→ **EXERCISE DESCRIPTION**
Recast the lines below as a numbered list, skipping any blank lines. Leave the pictures out of your answer.

Start

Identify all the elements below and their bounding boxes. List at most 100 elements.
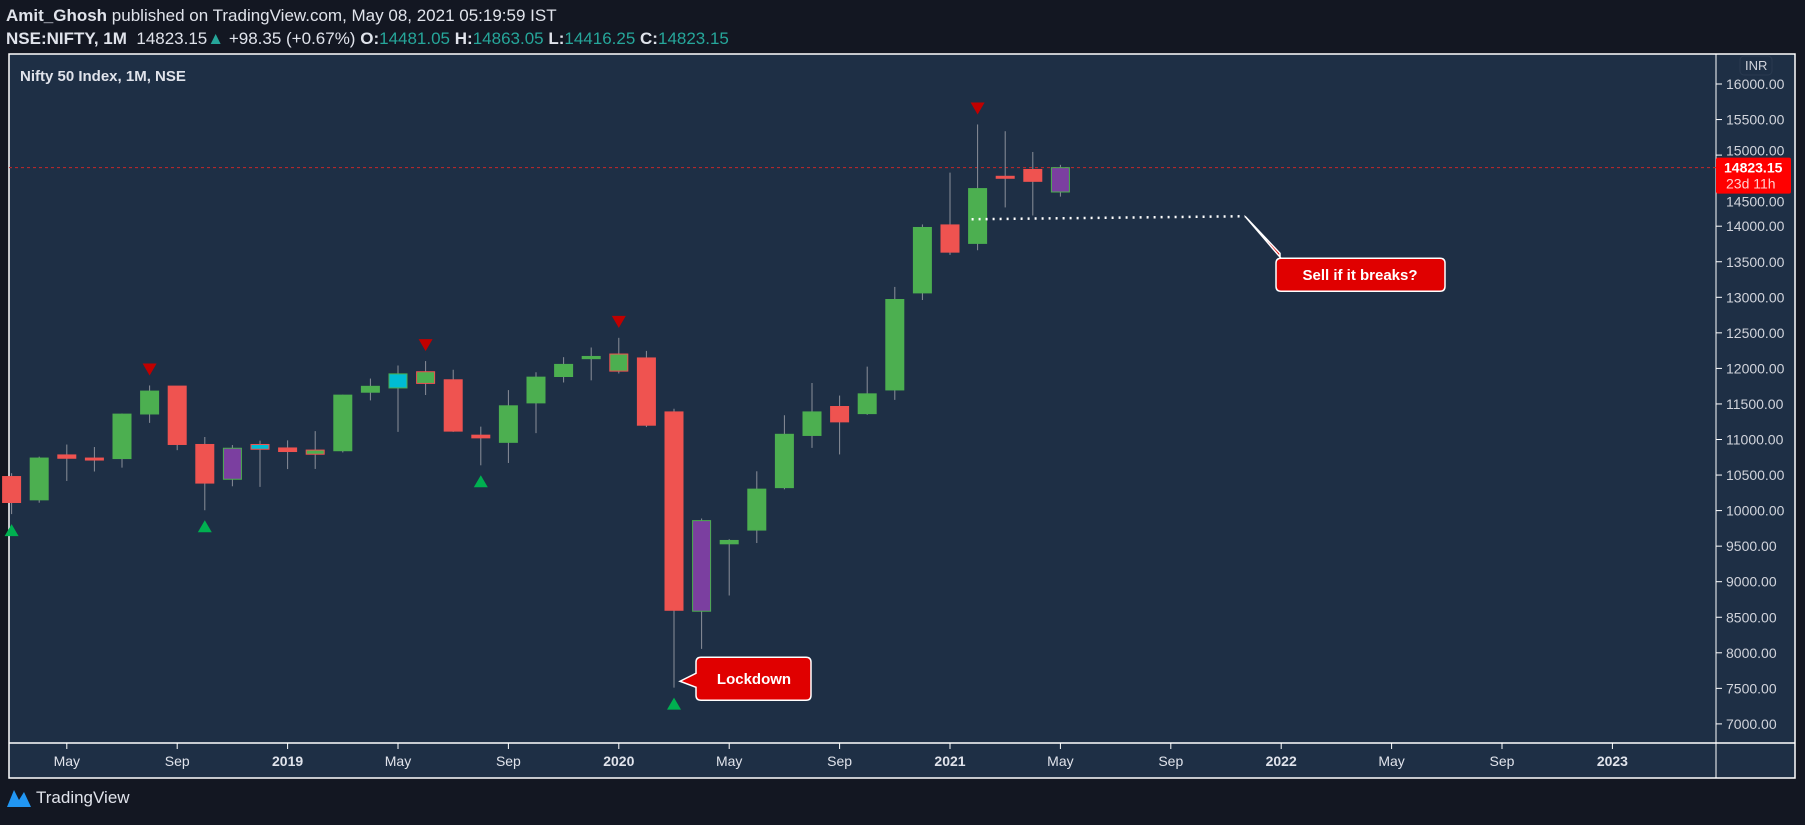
candle-body: [250, 443, 270, 450]
candle-body: [2, 476, 22, 503]
y-tick-label: 9000.00: [1726, 574, 1777, 590]
y-tick-label: 8500.00: [1726, 609, 1777, 625]
candle-body: [140, 390, 160, 415]
chart-panel: [8, 53, 1796, 779]
high-value: 14863.05: [472, 29, 544, 48]
close-value: 14823.15: [657, 29, 729, 48]
author[interactable]: Amit_Ghosh: [6, 6, 108, 25]
candle-body: [747, 488, 767, 531]
x-tick-label: Sep: [496, 753, 521, 769]
up-arrow-icon: ▲: [207, 29, 225, 48]
y-tick-label: 9500.00: [1726, 538, 1777, 554]
y-tick-label: 8000.00: [1726, 645, 1777, 661]
y-tick-label: 15500.00: [1726, 112, 1785, 128]
candle-body: [1023, 168, 1043, 182]
candle-body: [333, 394, 353, 452]
candle-body: [912, 226, 932, 294]
last-price-badge: [1716, 157, 1791, 194]
candle-body: [664, 411, 684, 611]
y-tick-label: 12000.00: [1726, 360, 1785, 376]
y-tick-label: 14500.00: [1726, 194, 1785, 210]
candle-body: [167, 385, 187, 445]
x-tick-label: May: [54, 753, 80, 769]
x-tick-label: May: [1378, 753, 1404, 769]
symbol-info: NSE:NIFTY, 1M 14823.15▲ +98.35 (+0.67%) …: [6, 29, 729, 49]
publish-info: Amit_Ghosh published on TradingView.com,…: [6, 6, 557, 26]
lockdown-callout: [678, 656, 812, 701]
candle-body: [719, 539, 739, 545]
published-text: published on TradingView.com, May 08, 20…: [111, 6, 557, 25]
buy-marker-icon: [197, 520, 212, 533]
candle-body: [29, 457, 49, 501]
candle-body: [84, 457, 104, 461]
candle-body: [940, 224, 960, 253]
buy-marker-icon: [4, 524, 19, 537]
candle-body: [1050, 167, 1070, 193]
tradingview-logo[interactable]: TradingView: [6, 788, 130, 808]
x-tick-label: 2020: [603, 753, 634, 769]
candle-body: [416, 371, 436, 384]
y-tick-label: 16000.00: [1726, 76, 1785, 92]
change: +98.35 (+0.67%): [228, 29, 356, 48]
x-tick-label: Sep: [1158, 753, 1183, 769]
candle-body: [609, 353, 629, 372]
candle-body: [443, 379, 463, 432]
x-tick-label: Sep: [827, 753, 852, 769]
candle-body: [526, 376, 546, 404]
candle-body: [774, 433, 794, 489]
x-tick-label: 2023: [1597, 753, 1628, 769]
countdown-label: 23d 11h: [1726, 176, 1776, 192]
candle-body: [554, 363, 574, 378]
candle-body: [471, 434, 491, 439]
low-label: L:: [548, 29, 565, 48]
x-tick-label: 2021: [934, 753, 965, 769]
close-label: C:: [640, 29, 658, 48]
open-label: O:: [360, 29, 380, 48]
candle-body: [222, 447, 242, 480]
sell-marker-icon: [611, 315, 626, 328]
buy-marker-icon: [473, 475, 488, 488]
y-tick-label: 14000.00: [1726, 218, 1785, 234]
candle-body: [995, 175, 1015, 179]
candle-body: [305, 449, 325, 455]
x-tick-label: Sep: [165, 753, 190, 769]
y-tick-label: 10000.00: [1726, 503, 1785, 519]
x-tick-label: 2019: [272, 753, 303, 769]
brand-name: TradingView: [36, 788, 130, 807]
candle-body: [498, 405, 518, 443]
x-tick-label: May: [716, 753, 742, 769]
open-value: 14481.05: [379, 29, 451, 48]
high-label: H:: [454, 29, 473, 48]
y-tick-label: 15000.00: [1726, 143, 1785, 159]
candle-body: [581, 355, 601, 360]
candle-body: [802, 411, 822, 436]
candle-body: [278, 447, 298, 453]
currency-badge: [1739, 55, 1773, 76]
y-tick-label: 13000.00: [1726, 289, 1785, 305]
x-tick-label: 2022: [1266, 753, 1297, 769]
candle-body: [830, 406, 850, 423]
x-tick-label: May: [1047, 753, 1073, 769]
y-tick-label: 7000.00: [1726, 716, 1777, 732]
y-tick-label: 12500.00: [1726, 325, 1785, 341]
sell-callout-label: Sell if it breaks?: [1302, 267, 1417, 284]
candle-body: [57, 454, 77, 459]
lockdown-label: Lockdown: [717, 671, 791, 688]
candle-body: [360, 385, 380, 393]
x-tick-label: Sep: [1490, 753, 1515, 769]
buy-marker-icon: [667, 697, 681, 710]
candle-body: [692, 520, 712, 612]
candle-body: [112, 413, 132, 460]
candle-body: [968, 188, 988, 244]
sell-marker-icon: [970, 102, 985, 115]
sell-marker-icon: [418, 339, 433, 352]
y-tick-label: 7500.00: [1726, 680, 1777, 696]
y-tick-label: 13500.00: [1726, 254, 1785, 270]
tradingview-logo-icon: [7, 790, 31, 807]
y-tick-label: 10500.00: [1726, 467, 1785, 483]
sell-marker-icon: [142, 363, 157, 376]
low-value: 14416.25: [564, 29, 636, 48]
last-price: 14823.15: [136, 29, 208, 48]
symbol: NSE:NIFTY, 1M: [6, 29, 127, 48]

End

→ **OUTPUT BELOW**
1. Identify all the elements below and their bounding boxes. List at most 100 elements.
2. candle-body: [250, 443, 270, 450]
3. candle-body: [2, 476, 22, 503]
4. y-tick-label: 9000.00: [1726, 574, 1777, 590]
5. y-tick-label: 8500.00: [1726, 609, 1777, 625]
6. candle-body: [140, 390, 160, 415]
7. chart-panel: [8, 53, 1796, 779]
8. high-value: 14863.05: [472, 29, 544, 48]
9. close-value: 14823.15: [657, 29, 729, 48]
10. author[interactable]: Amit_Ghosh: [6, 6, 108, 25]
11. candle-body: [747, 488, 767, 531]
12. x-tick-label: Sep: [496, 753, 521, 769]
13. up-arrow-icon: ▲: [207, 29, 225, 48]
14. y-tick-label: 9500.00: [1726, 538, 1777, 554]
15. y-tick-label: 8000.00: [1726, 645, 1777, 661]
16. y-tick-label: 15500.00: [1726, 112, 1785, 128]
17. candle-body: [1023, 168, 1043, 182]
18. candle-body: [333, 394, 353, 452]
19. candle-body: [912, 226, 932, 294]
20. last-price-badge: [1716, 157, 1791, 194]
21. candle-body: [664, 411, 684, 611]
22. y-tick-label: 12000.00: [1726, 360, 1785, 376]
23. y-tick-label: 14500.00: [1726, 194, 1785, 210]
24. candle-body: [167, 385, 187, 445]
25. x-tick-label: May: [54, 753, 80, 769]
26. x-tick-label: May: [1378, 753, 1404, 769]
27. symbol-info: NSE:NIFTY, 1M 14823.15▲ +98.35 (+0.67%) …: [6, 29, 729, 49]
28. publish-info: Amit_Ghosh published on TradingView.com,…: [6, 6, 557, 26]
29. lockdown-callout: [678, 656, 812, 701]
30. candle-body: [719, 539, 739, 545]
31. published-text: published on TradingView.com, May 08, 20…: [111, 6, 557, 25]
32. buy-marker-icon: [197, 520, 212, 533]
33. candle-body: [29, 457, 49, 501]
34. candle-body: [84, 457, 104, 461]
35. candle-body: [940, 224, 960, 253]
36. buy-marker-icon: [4, 524, 19, 537]
37. candle-body: [1050, 167, 1070, 193]
38. tradingview-logo[interactable]: TradingView: [6, 788, 130, 808]
39. x-tick-label: 2020: [603, 753, 634, 769]
40. candle-body: [416, 371, 436, 384]
41. y-tick-label: 16000.00: [1726, 76, 1785, 92]
42. change: +98.35 (+0.67%): [228, 29, 356, 48]
43. x-tick-label: Sep: [1158, 753, 1183, 769]
44. candle-body: [609, 353, 629, 372]
45. candle-body: [443, 379, 463, 432]
46. x-tick-label: Sep: [827, 753, 852, 769]
47. candle-body: [526, 376, 546, 404]
48. candle-body: [774, 433, 794, 489]
49. x-tick-label: 2023: [1597, 753, 1628, 769]
50. countdown-label: 23d 11h: [1726, 176, 1776, 192]
51. candle-body: [554, 363, 574, 378]
52. candle-body: [471, 434, 491, 439]
53. low-label: L:: [548, 29, 565, 48]
54. x-tick-label: 2021: [934, 753, 965, 769]
55. close-label: C:: [640, 29, 658, 48]
56. open-label: O:: [360, 29, 380, 48]
57. candle-body: [222, 447, 242, 480]
58. sell-marker-icon: [611, 315, 626, 328]
59. buy-marker-icon: [473, 475, 488, 488]
60. y-tick-label: 14000.00: [1726, 218, 1785, 234]
61. candle-body: [995, 175, 1015, 179]
62. candle-body: [305, 449, 325, 455]
63. x-tick-label: Sep: [165, 753, 190, 769]
64. y-tick-label: 10000.00: [1726, 503, 1785, 519]
65. x-tick-label: 2019: [272, 753, 303, 769]
66. brand-name: TradingView: [36, 788, 130, 807]
67. candle-body: [498, 405, 518, 443]
68. x-tick-label: May: [716, 753, 742, 769]
69. open-value: 14481.05: [379, 29, 451, 48]
70. high-label: H:: [454, 29, 473, 48]
71. y-tick-label: 15000.00: [1726, 143, 1785, 159]
72. candle-body: [581, 355, 601, 360]
73. candle-body: [802, 411, 822, 436]
74. candle-body: [278, 447, 298, 453]
75. currency-badge: [1739, 55, 1773, 76]
76. y-tick-label: 13000.00: [1726, 289, 1785, 305]
77. x-tick-label: 2022: [1266, 753, 1297, 769]
78. candle-body: [830, 406, 850, 423]
79. x-tick-label: May: [1047, 753, 1073, 769]
80. y-tick-label: 7000.00: [1726, 716, 1777, 732]
81. y-tick-label: 12500.00: [1726, 325, 1785, 341]
82. sell-callout-label: Sell if it breaks?: [1302, 267, 1417, 284]
83. candle-body: [57, 454, 77, 459]
84. lockdown-label: Lockdown: [717, 671, 791, 688]
85. candle-body: [360, 385, 380, 393]
86. x-tick-label: Sep: [1490, 753, 1515, 769]
87. buy-marker-icon: [667, 697, 681, 710]
88. candle-body: [692, 520, 712, 612]
89. candle-body: [112, 413, 132, 460]
90. candle-body: [968, 188, 988, 244]
91. sell-marker-icon: [970, 102, 985, 115]
92. sell-marker-icon: [418, 339, 433, 352]
93. y-tick-label: 7500.00: [1726, 680, 1777, 696]
94. y-tick-label: 13500.00: [1726, 254, 1785, 270]
95. tradingview-logo-icon: [7, 790, 31, 807]
96. y-tick-label: 10500.00: [1726, 467, 1785, 483]
97. sell-marker-icon: [142, 363, 157, 376]
98. low-value: 14416.25: [564, 29, 636, 48]
99. last-price: 14823.15: [136, 29, 208, 48]
100. symbol: NSE:NIFTY, 1M: [6, 29, 127, 48]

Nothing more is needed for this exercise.